(PROBLEM DESCRIPTION): Please repeat the records below exactly, skipping any pictures.

== DATASET RECORDS

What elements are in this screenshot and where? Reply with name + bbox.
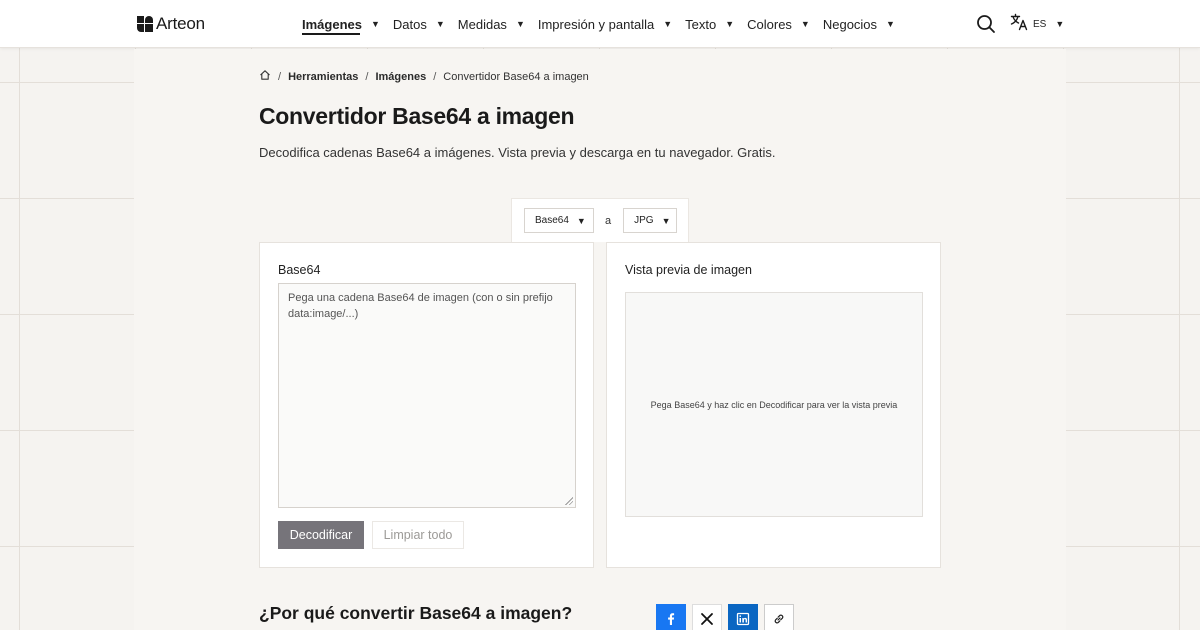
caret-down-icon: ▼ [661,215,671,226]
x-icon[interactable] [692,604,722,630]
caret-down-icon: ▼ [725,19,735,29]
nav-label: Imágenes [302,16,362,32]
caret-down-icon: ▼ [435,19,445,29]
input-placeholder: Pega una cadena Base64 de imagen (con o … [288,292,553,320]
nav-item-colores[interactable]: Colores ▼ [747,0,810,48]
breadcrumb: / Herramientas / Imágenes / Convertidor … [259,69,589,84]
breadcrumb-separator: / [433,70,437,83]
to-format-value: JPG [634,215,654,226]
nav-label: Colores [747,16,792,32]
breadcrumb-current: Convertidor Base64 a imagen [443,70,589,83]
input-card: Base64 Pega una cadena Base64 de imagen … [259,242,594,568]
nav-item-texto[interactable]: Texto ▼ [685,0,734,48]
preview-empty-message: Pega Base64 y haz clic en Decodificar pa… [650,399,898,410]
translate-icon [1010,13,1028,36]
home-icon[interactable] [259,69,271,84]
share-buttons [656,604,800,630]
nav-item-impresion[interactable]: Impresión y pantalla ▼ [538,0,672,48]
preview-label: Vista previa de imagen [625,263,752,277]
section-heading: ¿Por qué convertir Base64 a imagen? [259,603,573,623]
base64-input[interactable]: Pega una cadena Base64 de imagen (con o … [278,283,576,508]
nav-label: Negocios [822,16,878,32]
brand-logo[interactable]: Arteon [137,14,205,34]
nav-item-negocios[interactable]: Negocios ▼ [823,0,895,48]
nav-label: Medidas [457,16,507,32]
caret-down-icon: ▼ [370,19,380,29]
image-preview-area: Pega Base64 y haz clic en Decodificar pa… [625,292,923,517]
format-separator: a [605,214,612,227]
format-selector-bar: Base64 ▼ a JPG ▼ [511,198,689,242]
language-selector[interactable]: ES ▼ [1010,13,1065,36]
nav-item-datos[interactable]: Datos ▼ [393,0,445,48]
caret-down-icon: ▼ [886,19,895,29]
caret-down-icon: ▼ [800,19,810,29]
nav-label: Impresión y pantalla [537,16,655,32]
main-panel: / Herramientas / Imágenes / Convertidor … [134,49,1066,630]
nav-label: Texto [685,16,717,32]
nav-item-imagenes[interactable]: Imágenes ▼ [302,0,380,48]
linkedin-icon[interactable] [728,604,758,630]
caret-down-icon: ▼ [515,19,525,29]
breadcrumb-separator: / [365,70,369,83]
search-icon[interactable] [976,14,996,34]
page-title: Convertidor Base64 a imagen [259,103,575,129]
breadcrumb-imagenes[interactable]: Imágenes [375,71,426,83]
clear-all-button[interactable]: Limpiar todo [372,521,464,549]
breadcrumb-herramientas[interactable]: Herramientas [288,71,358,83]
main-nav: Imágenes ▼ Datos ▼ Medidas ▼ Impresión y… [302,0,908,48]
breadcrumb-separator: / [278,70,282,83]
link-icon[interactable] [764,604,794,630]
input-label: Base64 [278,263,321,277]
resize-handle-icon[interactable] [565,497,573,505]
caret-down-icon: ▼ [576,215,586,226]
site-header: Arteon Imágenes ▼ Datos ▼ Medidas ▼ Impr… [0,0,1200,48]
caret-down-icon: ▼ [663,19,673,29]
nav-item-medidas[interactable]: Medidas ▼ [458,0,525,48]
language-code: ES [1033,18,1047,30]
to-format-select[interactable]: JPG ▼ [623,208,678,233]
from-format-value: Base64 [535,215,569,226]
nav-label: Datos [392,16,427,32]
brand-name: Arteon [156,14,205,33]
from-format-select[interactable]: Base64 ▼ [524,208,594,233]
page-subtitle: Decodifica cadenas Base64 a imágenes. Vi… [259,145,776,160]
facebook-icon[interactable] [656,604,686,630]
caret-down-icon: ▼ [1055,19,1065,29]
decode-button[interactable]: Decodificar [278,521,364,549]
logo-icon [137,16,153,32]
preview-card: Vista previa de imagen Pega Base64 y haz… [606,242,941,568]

====

(RESPONSE BOX):
What elements are in this screenshot and where? Reply with name + bbox.
caret-down-icon: ▼ [661,215,671,226]
x-icon[interactable] [692,604,722,630]
caret-down-icon: ▼ [725,19,735,29]
nav-label: Imágenes [302,16,362,32]
caret-down-icon: ▼ [435,19,445,29]
input-placeholder: Pega una cadena Base64 de imagen (con o … [288,292,553,320]
nav-item-colores[interactable]: Colores ▼ [747,0,810,48]
breadcrumb: / Herramientas / Imágenes / Convertidor … [259,69,589,84]
breadcrumb-separator: / [433,70,437,83]
to-format-value: JPG [634,215,654,226]
nav-label: Colores [747,16,792,32]
breadcrumb-current: Convertidor Base64 a imagen [443,70,589,83]
input-card: Base64 Pega una cadena Base64 de imagen … [259,242,594,568]
nav-item-texto[interactable]: Texto ▼ [685,0,734,48]
preview-empty-message: Pega Base64 y haz clic en Decodificar pa… [650,399,898,410]
translate-icon [1010,13,1028,36]
home-icon[interactable] [259,69,271,84]
share-buttons [656,604,800,630]
nav-item-impresion[interactable]: Impresión y pantalla ▼ [538,0,672,48]
preview-label: Vista previa de imagen [625,263,752,277]
section-heading: ¿Por qué convertir Base64 a imagen? [259,603,573,623]
base64-input[interactable]: Pega una cadena Base64 de imagen (con o … [278,283,576,508]
nav-label: Negocios [822,16,878,32]
brand-logo[interactable]: Arteon [137,14,205,34]
nav-item-negocios[interactable]: Negocios ▼ [823,0,895,48]
nav-label: Medidas [457,16,507,32]
caret-down-icon: ▼ [370,19,380,29]
image-preview-area: Pega Base64 y haz clic en Decodificar pa… [625,292,923,517]
format-separator: a [605,214,612,227]
format-selector-bar: Base64 ▼ a JPG ▼ [511,198,689,242]
language-selector[interactable]: ES ▼ [1010,13,1065,36]
nav-item-datos[interactable]: Datos ▼ [393,0,445,48]
caret-down-icon: ▼ [886,19,895,29]
caret-down-icon: ▼ [800,19,810,29]
nav-label: Impresión y pantalla [537,16,655,32]
main-panel: / Herramientas / Imágenes / Convertidor … [134,49,1066,630]
nav-label: Texto [685,16,717,32]
nav-item-imagenes[interactable]: Imágenes ▼ [302,0,380,48]
linkedin-icon[interactable] [728,604,758,630]
caret-down-icon: ▼ [515,19,525,29]
breadcrumb-separator: / [365,70,369,83]
search-icon[interactable] [976,14,996,34]
page-title: Convertidor Base64 a imagen [259,103,575,129]
breadcrumb-imagenes[interactable]: Imágenes [375,71,426,83]
clear-all-button[interactable]: Limpiar todo [372,521,464,549]
breadcrumb-herramientas[interactable]: Herramientas [288,71,358,83]
main-nav: Imágenes ▼ Datos ▼ Medidas ▼ Impresión y… [302,0,908,48]
breadcrumb-separator: / [278,70,282,83]
link-icon[interactable] [764,604,794,630]
input-label: Base64 [278,263,321,277]
resize-handle-icon[interactable] [565,497,573,505]
caret-down-icon: ▼ [576,215,586,226]
site-header: Arteon Imágenes ▼ Datos ▼ Medidas ▼ Impr… [0,0,1200,48]
caret-down-icon: ▼ [663,19,673,29]
nav-item-medidas[interactable]: Medidas ▼ [458,0,525,48]
language-code: ES [1033,18,1047,30]
to-format-select[interactable]: JPG ▼ [623,208,678,233]
from-format-value: Base64 [535,215,569,226]
nav-label: Datos [392,16,427,32]
brand-name: Arteon [156,14,205,33]
from-format-select[interactable]: Base64 ▼ [524,208,594,233]
page-subtitle: Decodifica cadenas Base64 a imágenes. Vi… [259,145,776,160]
facebook-icon[interactable] [656,604,686,630]
caret-down-icon: ▼ [1055,19,1065,29]
decode-button[interactable]: Decodificar [278,521,364,549]
logo-icon [137,16,153,32]
preview-card: Vista previa de imagen Pega Base64 y haz… [606,242,941,568]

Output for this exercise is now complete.